THE TASK - Where does the string "SAADC" appear in the records? Copy every line that contains it.

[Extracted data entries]
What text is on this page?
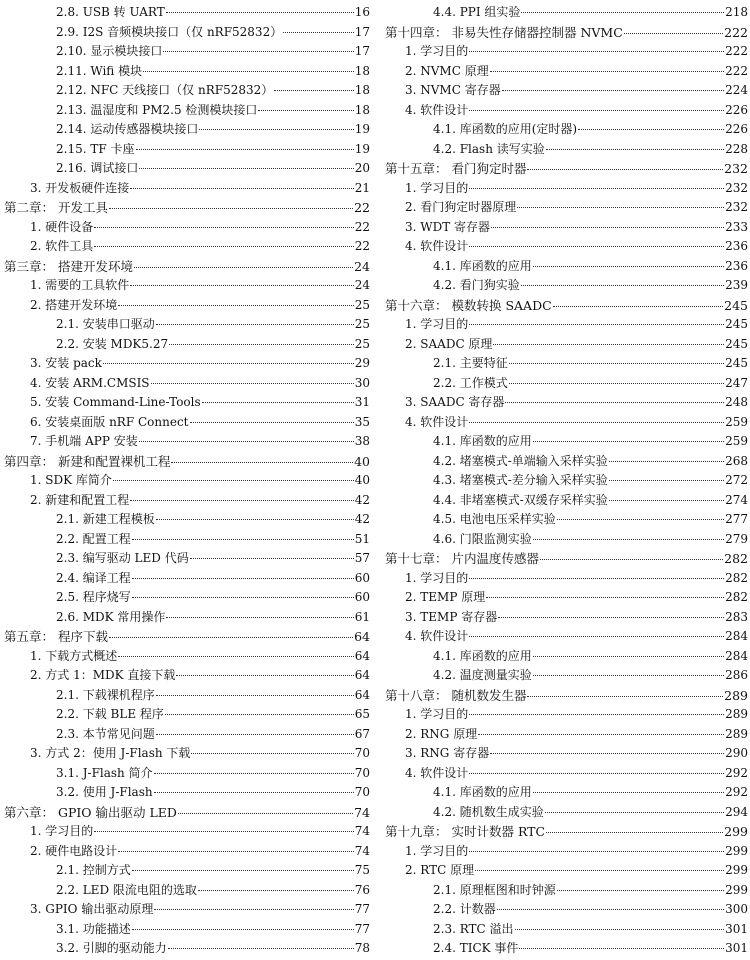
2.8. USB 转 UART	16
2.9. I2S 音频模块接口（仅 nRF52832）	17
2.10. 显示模块接口	17
2.11. Wifi 模块	18
2.12. NFC 天线接口（仅 nRF52832）	18
2.13. 温湿度和 PM2.5 检测模块接口	18
2.14. 运动传感器模块接口	19
2.15. TF 卡座	19
2.16. 调试接口	20
3. 开发板硬件连接	21
第二章： 开发工具	22
1. 硬件设备	22
2. 软件工具	22
第三章： 搭建开发环境	24
1. 需要的工具软件	24
2. 搭建开发环境	25
2.1. 安装串口驱动	25
2.2. 安装 MDK5.27	25
3. 安装 pack	29
4. 安装 ARM.CMSIS	30
5. 安装 Command-Line-Tools	31
6. 安装桌面版 nRF Connect	35
7. 手机端 APP 安装	38
第四章： 新建和配置裸机工程	40
1. SDK 库简介	40
2. 新建和配置工程	42
2.1. 新建工程模板	42
2.2. 配置工程	51
2.3. 编写驱动 LED 代码	57
2.4. 编译工程	60
2.5. 程序烧写	60
2.6. MDK 常用操作	61
第五章： 程序下载	64
1. 下载方式概述	64
2. 方式 1：MDK 直接下载	64
2.1. 下载裸机程序	64
2.2. 下载 BLE 程序	65
2.3. 本节常见问题	67
3. 方式 2：使用 J-Flash 下载	70
3.1. J-Flash 简介	70
3.2. 使用 J-Flash	70
第六章： GPIO 输出驱动 LED	74
1. 学习目的	74
2. 硬件电路设计	74
2.1. 控制方式	75
2.2. LED 限流电阻的选取	76
3. GPIO 输出驱动原理	77
3.1. 功能描述	77
3.2. 引脚的驱动能力	78
4.4. PPI 组实验	218
第十四章： 非易失性存储器控制器 NVMC	222
1. 学习目的	222
2. NVMC 原理	222
3. NVMC 寄存器	224
4. 软件设计	226
4.1. 库函数的应用(定时器)	226
4.2. Flash 读写实验	228
第十五章： 看门狗定时器	232
1. 学习目的	232
2. 看门狗定时器原理	232
3. WDT 寄存器	233
4. 软件设计	236
4.1. 库函数的应用	236
4.2. 看门狗实验	239
第十六章： 模数转换 SAADC	245
1. 学习目的	245
2. SAADC 原理	245
2.1. 主要特征	245
2.2. 工作模式	247
3. SAADC 寄存器	248
4. 软件设计	259
4.1. 库函数的应用	259
4.2. 堵塞模式-单端输入采样实验	268
4.3. 堵塞模式-差分输入采样实验	272
4.4. 非堵塞模式-双缓存采样实验	274
4.5. 电池电压采样实验	277
4.6. 门限监测实验	279
第十七章： 片内温度传感器	282
1. 学习目的	282
2. TEMP 原理	282
3. TEMP 寄存器	283
4. 软件设计	284
4.1. 库函数的应用	284
4.2. 温度测量实验	286
第十八章： 随机数发生器	289
1. 学习目的	289
2. RNG 原理	289
3. RNG 寄存器	290
4. 软件设计	292
4.1. 库函数的应用	292
4.2. 随机数生成实验	294
第十九章： 实时计数器 RTC	299
1. 学习目的	299
2. RTC 原理	299
2.1. 原理框图和时钟源	299
2.2. 计数器	300
2.3. RTC 溢出	301
2.4. TICK 事件	301
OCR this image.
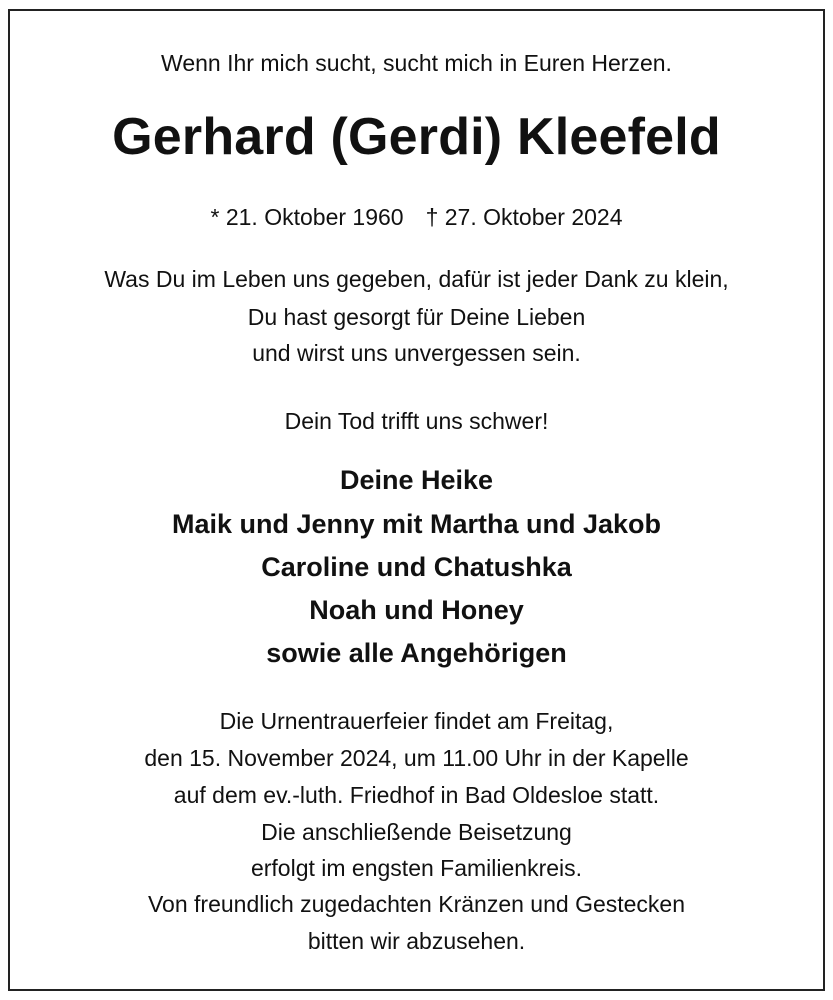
Wenn Ihr mich sucht, sucht mich in Euren Herzen.

Gerhard (Gerdi) Kleefeld

* 21. Oktober 1960 † 27. Oktober 2024

Was Du im Leben uns gegeben, dafür ist jeder Dank zu klein,

Du hast gesorgt für Deine Lieben

und wirst uns unvergessen sein.

Dein Tod trifft uns schwer!

Deine Heike

Maik und Jenny mit Martha und Jakob

Caroline und Chatushka

Noah und Honey

sowie alle Angehörigen

Die Urnentrauerfeier findet am Freitag,

den 15. November 2024, um 11.00 Uhr in der Kapelle

auf dem ev.-luth. Friedhof in Bad Oldesloe statt.

Die anschließende Beisetzung

erfolgt im engsten Familienkreis.

Von freundlich zugedachten Kränzen und Gestecken

bitten wir abzusehen.
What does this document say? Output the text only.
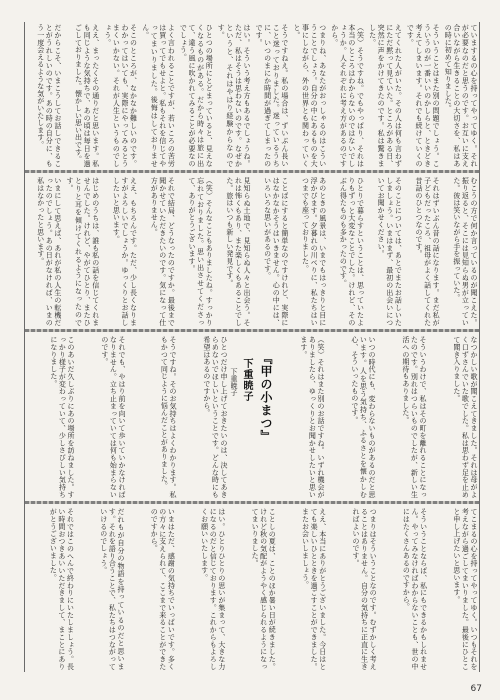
ていまするの心を持ってやってゆく。それが必要なのだと思うのです。お互いに支え合いながら生きることの大切さを、私はあの時に初めて知りました。
そういうことはまた別の問題でしょう。こういうのが一番いいのかしらと、ときどき考えてしまいます。それでも続けていくのです。
えてくれた人がいた。その人は何も言わずにただ黙って見ていた。ところがある日、突然に声をかけてきたのです。私は驚きました。
（笑）そうですね。でもやっぱり、それは本当のところはわからないのではないでしょうか。人それぞれに考え方があるのですから。
つまりね、あなたがおっしゃるのはこういうことでしょう。自分の中にあるものを大事にしながら、外の世界とも関わっていくと。
そうですねえ。私の場合は、ずいぶん長いこと迷っておりました。迷っているうちに、いつのまにか時間が過ぎてしまったのです。
はい。そういう考え方もあるでしょうね。ただ、私はそうは思わないのです。なぜかというと、それはやはり経験からなのです。
ひとつの場所にとどまっていると、見えなくなるものがある。だから時々は旅に出て、違う風に吹かれてみることが必要なのでしょう。
よく言われることですが、若いころの苦労は買ってでもせよと。私もそれを信じてやってまいりました。後悔はしておりません。
そこのところが、なかなか難しいのです。わかってはいても、実際にやってみるとうまくいかない。それが人生というものでしょう。
ええ、まったくその通りだと思います。私も同じような気持ちで、あの頃は毎日を過ごしておりました。懐かしい思い出です。
だからこそ、いまこうしてお話しできることがうれしいのです。あの時の自分に、もう一度会えるような気がいたします。
むこうの方で何か言っているのが聞こえた。振り返ると、そこには見知らぬ男が立っていた。彼は笑いながら手を振っていた。
それはずいぶん昔の話になります。まだ私が子どもだったころ、祖母がよく話してくれた昔話のひとつなのです。
そのことについては、あとでまたお話しいたしましょう。いまはまず、最初の出会いについてお聞かせください。
ひとりで暮らすということは、思っていたよりもずっと大変なことでした。けれど、そのぶん得たものも多かったのです。
あのときの風景は、いまでもはっきりと目に浮かびます。夕暮れの川べりに、私たちはいつまでも座っておりました。
ことばにすると簡単なのですけれど、実際にはなかなかそうはいきません。心の中には、いろいろな思いがあるのです。
見知らぬ土地で、見知らぬ人々と出会う。それは怖くもあり、また楽しくもあることでした。旅はいつも新しい発見です。
（笑）そんなこともありましたね。すっかり忘れておりました。思い出させてくださって、ありがとうございます。
それで結局、どうなったのですか。最後まで聞かせていただきたいのです。気になって仕方がありません。
ええ、もちろんです。ただ、少し長くなりますがよろしいでしょうか。ゆっくりとお話ししたいと思います。
はじめのうちは、誰も私の話を信じてくれませんでした。けれど、やがてひとり、またひとりと耳を傾けてくれるようになったのです。
いまにして思えば、あれが私の人生の転機だったのでしょう。あの日がなければ、いまの私はなかったと思います。
なつかしい歌が聞こえてきました。それは母がよく口ずさんでいた歌でした。私は思わず足を止めて聞き入りました。
そういうわけで、私はその町を離れることになったのです。別れはつらいものでしたが、新しい生活への期待もありました。
いつの時代にも、変わらないものがあるのだと思います。人を思う気持ち、ふるさとを懐かしむ心、そういったものです。
（笑）それはまた別のお話ですね。いずれ機会がありましたら、ゆっくりとお聞かせしたいと思います。
『甲の小まつ』
下重暁子
下重暁子
ひとつだけ申し上げておきたいのは、決してあきらめないでほしいということです。どんな時にも希望はあるのですから。
そうですね。そのお気持ちはよくわかります。私もかつて同じように悩んだことがありました。
それでも、やはり前を向いて歩いていかなければなりません。立ち止まっていては何も始まらないのです。
このあいだ久しぶりにあの場所を訪ねました。すっかり様子が変わっていて、少しさびしい気持ちになりました。
てこまるの心を持ってやってゆく。いつもそれを考えながら過ごしてまいりました。最後にひとこと申し上げたいと思います。
そういうことならば、私にもできるかもしれません。やってみなければわからないことも、世の中にはたくさんあるのですから。
つまりはそういうことなのです。むずかしく考えることはありません。自分の気持ちに正直に生きればよいのです。
ええ、本当にありがとうございました。今日はとても楽しいひとときを過ごすことができました。またお会いしましょう。
ことしの夏は、ことのほか暑い日が続きました。けれど秋の気配がようやく感じられるようになってまいりました。
はい。ひとりひとりの思いが集まって、大きな力になるのだと信じております。これからもよろしくお願いいたします。
いまはただ、感謝の気持ちでいっぱいです。多くの方々に支えられて、ここまで来ることができたのですから。
だれもが自分の物語を持っているのだと思います。それを語り合うことで、私たちはつながっていけるのでしょう。
それではこのへんで終わりにいたしましょう。長い時間おつきあいいただきまして、まことにありがとうございました。
67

TASK RESPONSE -
第十六章： 模数转换 SAADC	245
2. SAADC 原理	245
3. SAADC 寄存器	248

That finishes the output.